▶ EXTRACTED RECORDS
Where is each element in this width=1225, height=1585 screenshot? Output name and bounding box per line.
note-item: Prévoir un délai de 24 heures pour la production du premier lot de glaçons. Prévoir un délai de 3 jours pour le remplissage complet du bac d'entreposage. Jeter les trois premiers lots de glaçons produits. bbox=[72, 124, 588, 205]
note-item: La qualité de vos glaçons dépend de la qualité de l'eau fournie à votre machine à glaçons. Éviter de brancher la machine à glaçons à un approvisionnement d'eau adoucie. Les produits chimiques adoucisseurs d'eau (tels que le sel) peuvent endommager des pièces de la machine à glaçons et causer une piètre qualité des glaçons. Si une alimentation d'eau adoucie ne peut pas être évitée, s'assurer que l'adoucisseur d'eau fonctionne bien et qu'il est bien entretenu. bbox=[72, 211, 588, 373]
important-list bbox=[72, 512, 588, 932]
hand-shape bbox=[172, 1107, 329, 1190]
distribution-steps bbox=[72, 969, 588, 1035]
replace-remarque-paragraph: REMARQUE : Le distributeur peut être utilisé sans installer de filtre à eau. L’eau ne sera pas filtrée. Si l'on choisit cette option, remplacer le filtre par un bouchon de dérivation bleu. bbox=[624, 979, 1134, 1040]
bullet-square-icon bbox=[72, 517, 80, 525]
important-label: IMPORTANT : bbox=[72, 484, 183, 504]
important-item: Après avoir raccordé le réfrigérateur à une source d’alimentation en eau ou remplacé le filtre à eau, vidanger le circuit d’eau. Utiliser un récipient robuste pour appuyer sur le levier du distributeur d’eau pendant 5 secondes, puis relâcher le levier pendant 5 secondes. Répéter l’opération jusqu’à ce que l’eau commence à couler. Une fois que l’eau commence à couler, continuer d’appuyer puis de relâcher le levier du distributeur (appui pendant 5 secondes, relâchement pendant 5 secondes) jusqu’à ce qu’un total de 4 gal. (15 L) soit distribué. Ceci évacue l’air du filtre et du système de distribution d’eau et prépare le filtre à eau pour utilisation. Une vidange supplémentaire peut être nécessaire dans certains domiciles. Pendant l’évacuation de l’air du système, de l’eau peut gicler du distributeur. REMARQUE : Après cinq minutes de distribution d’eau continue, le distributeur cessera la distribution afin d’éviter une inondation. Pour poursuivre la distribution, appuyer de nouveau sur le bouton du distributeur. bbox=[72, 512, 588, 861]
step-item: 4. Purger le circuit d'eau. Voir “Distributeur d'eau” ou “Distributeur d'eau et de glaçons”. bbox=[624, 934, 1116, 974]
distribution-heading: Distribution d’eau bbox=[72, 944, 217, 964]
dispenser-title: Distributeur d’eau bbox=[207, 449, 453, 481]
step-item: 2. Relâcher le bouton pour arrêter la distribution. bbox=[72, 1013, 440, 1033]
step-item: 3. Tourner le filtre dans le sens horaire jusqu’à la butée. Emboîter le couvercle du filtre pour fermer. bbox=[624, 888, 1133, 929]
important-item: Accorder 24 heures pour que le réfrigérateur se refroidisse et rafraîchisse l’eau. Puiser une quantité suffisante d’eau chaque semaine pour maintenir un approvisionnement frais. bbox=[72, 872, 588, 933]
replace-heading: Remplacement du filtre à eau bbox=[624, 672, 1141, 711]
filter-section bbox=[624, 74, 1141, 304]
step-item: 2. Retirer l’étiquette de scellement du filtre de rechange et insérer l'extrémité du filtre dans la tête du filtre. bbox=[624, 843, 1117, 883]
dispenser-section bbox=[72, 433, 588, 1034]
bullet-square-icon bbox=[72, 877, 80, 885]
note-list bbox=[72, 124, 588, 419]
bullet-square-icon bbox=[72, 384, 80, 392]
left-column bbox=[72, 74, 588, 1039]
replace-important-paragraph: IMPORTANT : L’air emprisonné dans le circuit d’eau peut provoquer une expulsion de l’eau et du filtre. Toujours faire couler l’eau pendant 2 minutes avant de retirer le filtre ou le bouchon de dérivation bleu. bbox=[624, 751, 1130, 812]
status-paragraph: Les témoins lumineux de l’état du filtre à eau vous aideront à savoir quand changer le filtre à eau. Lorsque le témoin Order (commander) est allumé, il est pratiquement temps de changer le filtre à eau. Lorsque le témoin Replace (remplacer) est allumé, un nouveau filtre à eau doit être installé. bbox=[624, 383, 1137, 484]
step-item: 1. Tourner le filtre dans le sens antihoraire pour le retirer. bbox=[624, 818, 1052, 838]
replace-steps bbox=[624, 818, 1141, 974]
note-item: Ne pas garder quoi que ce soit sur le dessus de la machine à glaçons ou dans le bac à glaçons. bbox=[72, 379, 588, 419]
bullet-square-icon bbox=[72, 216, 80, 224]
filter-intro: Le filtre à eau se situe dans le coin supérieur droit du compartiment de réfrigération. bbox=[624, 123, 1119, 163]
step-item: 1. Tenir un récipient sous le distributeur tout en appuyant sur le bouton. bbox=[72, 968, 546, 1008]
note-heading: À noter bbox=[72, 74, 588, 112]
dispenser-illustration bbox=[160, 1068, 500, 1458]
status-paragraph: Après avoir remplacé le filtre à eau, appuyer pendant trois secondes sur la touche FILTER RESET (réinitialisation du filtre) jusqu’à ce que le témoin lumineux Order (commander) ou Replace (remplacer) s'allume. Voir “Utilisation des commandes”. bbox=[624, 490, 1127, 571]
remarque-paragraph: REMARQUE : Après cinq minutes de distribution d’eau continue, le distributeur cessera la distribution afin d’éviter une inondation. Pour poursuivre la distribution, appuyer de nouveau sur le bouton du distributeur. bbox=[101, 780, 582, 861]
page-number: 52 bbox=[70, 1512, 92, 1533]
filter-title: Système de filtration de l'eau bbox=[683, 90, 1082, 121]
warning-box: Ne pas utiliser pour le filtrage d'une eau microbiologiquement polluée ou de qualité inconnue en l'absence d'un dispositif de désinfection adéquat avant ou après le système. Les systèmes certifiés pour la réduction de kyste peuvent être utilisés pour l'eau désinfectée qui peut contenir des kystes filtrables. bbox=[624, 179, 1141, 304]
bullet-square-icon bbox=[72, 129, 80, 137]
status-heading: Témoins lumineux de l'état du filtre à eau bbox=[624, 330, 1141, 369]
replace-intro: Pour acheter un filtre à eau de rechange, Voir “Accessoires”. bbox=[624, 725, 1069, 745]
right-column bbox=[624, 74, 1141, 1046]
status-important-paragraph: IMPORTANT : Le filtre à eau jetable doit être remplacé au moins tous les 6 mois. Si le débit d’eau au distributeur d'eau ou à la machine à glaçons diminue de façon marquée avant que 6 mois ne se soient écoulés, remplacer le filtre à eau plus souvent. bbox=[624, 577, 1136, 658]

▶ AIM
Please copy every one of the lines above word for word, changing nothing.

▶ WRITTEN SOLUTION
Where is each element in this width=1225, height=1585 screenshot? Output name and bounding box per line.
note-item: Prévoir un délai de 24 heures pour la production du premier lot de glaçons. Prévoir un délai de 3 jours pour le remplissage complet du bac d'entreposage. Jeter les trois premiers lots de glaçons produits. bbox=[72, 124, 588, 205]
note-item: La qualité de vos glaçons dépend de la qualité de l'eau fournie à votre machine à glaçons. Éviter de brancher la machine à glaçons à un approvisionnement d'eau adoucie. Les produits chimiques adoucisseurs d'eau (tels que le sel) peuvent endommager des pièces de la machine à glaçons et causer une piètre qualité des glaçons. Si une alimentation d'eau adoucie ne peut pas être évitée, s'assurer que l'adoucisseur d'eau fonctionne bien et qu'il est bien entretenu. bbox=[72, 211, 588, 373]
important-list bbox=[72, 512, 588, 932]
hand-shape bbox=[172, 1107, 329, 1190]
distribution-steps bbox=[72, 969, 588, 1035]
replace-remarque-paragraph: REMARQUE : Le distributeur peut être utilisé sans installer de filtre à eau. L’eau ne sera pas filtrée. Si l'on choisit cette option, remplacer le filtre par un bouchon de dérivation bleu. bbox=[624, 979, 1134, 1040]
bullet-square-icon bbox=[72, 517, 80, 525]
important-label: IMPORTANT : bbox=[72, 484, 183, 504]
important-item: Après avoir raccordé le réfrigérateur à une source d’alimentation en eau ou remplacé le filtre à eau, vidanger le circuit d’eau. Utiliser un récipient robuste pour appuyer sur le levier du distributeur d’eau pendant 5 secondes, puis relâcher le levier pendant 5 secondes. Répéter l’opération jusqu’à ce que l’eau commence à couler. Une fois que l’eau commence à couler, continuer d’appuyer puis de relâcher le levier du distributeur (appui pendant 5 secondes, relâchement pendant 5 secondes) jusqu’à ce qu’un total de 4 gal. (15 L) soit distribué. Ceci évacue l’air du filtre et du système de distribution d’eau et prépare le filtre à eau pour utilisation. Une vidange supplémentaire peut être nécessaire dans certains domiciles. Pendant l’évacuation de l’air du système, de l’eau peut gicler du distributeur. REMARQUE : Après cinq minutes de distribution d’eau continue, le distributeur cessera la distribution afin d’éviter une inondation. Pour poursuivre la distribution, appuyer de nouveau sur le bouton du distributeur. bbox=[72, 512, 588, 861]
step-item: 4. Purger le circuit d'eau. Voir “Distributeur d'eau” ou “Distributeur d'eau et de glaçons”. bbox=[624, 934, 1116, 974]
distribution-heading: Distribution d’eau bbox=[72, 944, 217, 964]
dispenser-title: Distributeur d’eau bbox=[207, 449, 453, 481]
step-item: 2. Relâcher le bouton pour arrêter la distribution. bbox=[72, 1013, 440, 1033]
step-item: 3. Tourner le filtre dans le sens horaire jusqu’à la butée. Emboîter le couvercle du filtre pour fermer. bbox=[624, 888, 1133, 929]
important-item: Accorder 24 heures pour que le réfrigérateur se refroidisse et rafraîchisse l’eau. Puiser une quantité suffisante d’eau chaque semaine pour maintenir un approvisionnement frais. bbox=[72, 872, 588, 933]
replace-heading: Remplacement du filtre à eau bbox=[624, 672, 1141, 711]
filter-section bbox=[624, 74, 1141, 304]
step-item: 2. Retirer l’étiquette de scellement du filtre de rechange et insérer l'extrémité du filtre dans la tête du filtre. bbox=[624, 843, 1117, 883]
dispenser-section bbox=[72, 433, 588, 1034]
bullet-square-icon bbox=[72, 877, 80, 885]
note-list bbox=[72, 124, 588, 419]
bullet-square-icon bbox=[72, 384, 80, 392]
left-column bbox=[72, 74, 588, 1039]
replace-important-paragraph: IMPORTANT : L’air emprisonné dans le circuit d’eau peut provoquer une expulsion de l’eau et du filtre. Toujours faire couler l’eau pendant 2 minutes avant de retirer le filtre ou le bouchon de dérivation bleu. bbox=[624, 751, 1130, 812]
status-paragraph: Les témoins lumineux de l’état du filtre à eau vous aideront à savoir quand changer le filtre à eau. Lorsque le témoin Order (commander) est allumé, il est pratiquement temps de changer le filtre à eau. Lorsque le témoin Replace (remplacer) est allumé, un nouveau filtre à eau doit être installé. bbox=[624, 383, 1137, 484]
step-item: 1. Tourner le filtre dans le sens antihoraire pour le retirer. bbox=[624, 818, 1052, 838]
replace-steps bbox=[624, 818, 1141, 974]
note-item: Ne pas garder quoi que ce soit sur le dessus de la machine à glaçons ou dans le bac à glaçons. bbox=[72, 379, 588, 419]
bullet-square-icon bbox=[72, 216, 80, 224]
filter-intro: Le filtre à eau se situe dans le coin supérieur droit du compartiment de réfrigération. bbox=[624, 123, 1119, 163]
step-item: 1. Tenir un récipient sous le distributeur tout en appuyant sur le bouton. bbox=[72, 968, 546, 1008]
note-heading: À noter bbox=[72, 74, 588, 112]
dispenser-illustration bbox=[160, 1068, 500, 1458]
status-paragraph: Après avoir remplacé le filtre à eau, appuyer pendant trois secondes sur la touche FILTER RESET (réinitialisation du filtre) jusqu’à ce que le témoin lumineux Order (commander) ou Replace (remplacer) s'allume. Voir “Utilisation des commandes”. bbox=[624, 490, 1127, 571]
remarque-paragraph: REMARQUE : Après cinq minutes de distribution d’eau continue, le distributeur cessera la distribution afin d’éviter une inondation. Pour poursuivre la distribution, appuyer de nouveau sur le bouton du distributeur. bbox=[101, 780, 582, 861]
page-number: 52 bbox=[70, 1512, 92, 1533]
filter-title: Système de filtration de l'eau bbox=[683, 90, 1082, 121]
warning-box: Ne pas utiliser pour le filtrage d'une eau microbiologiquement polluée ou de qualité inconnue en l'absence d'un dispositif de désinfection adéquat avant ou après le système. Les systèmes certifiés pour la réduction de kyste peuvent être utilisés pour l'eau désinfectée qui peut contenir des kystes filtrables. bbox=[624, 179, 1141, 304]
bullet-square-icon bbox=[72, 129, 80, 137]
status-heading: Témoins lumineux de l'état du filtre à eau bbox=[624, 330, 1141, 369]
replace-intro: Pour acheter un filtre à eau de rechange, Voir “Accessoires”. bbox=[624, 725, 1069, 745]
right-column bbox=[624, 74, 1141, 1046]
status-important-paragraph: IMPORTANT : Le filtre à eau jetable doit être remplacé au moins tous les 6 mois. Si le débit d’eau au distributeur d'eau ou à la machine à glaçons diminue de façon marquée avant que 6 mois ne se soient écoulés, remplacer le filtre à eau plus souvent. bbox=[624, 577, 1136, 658]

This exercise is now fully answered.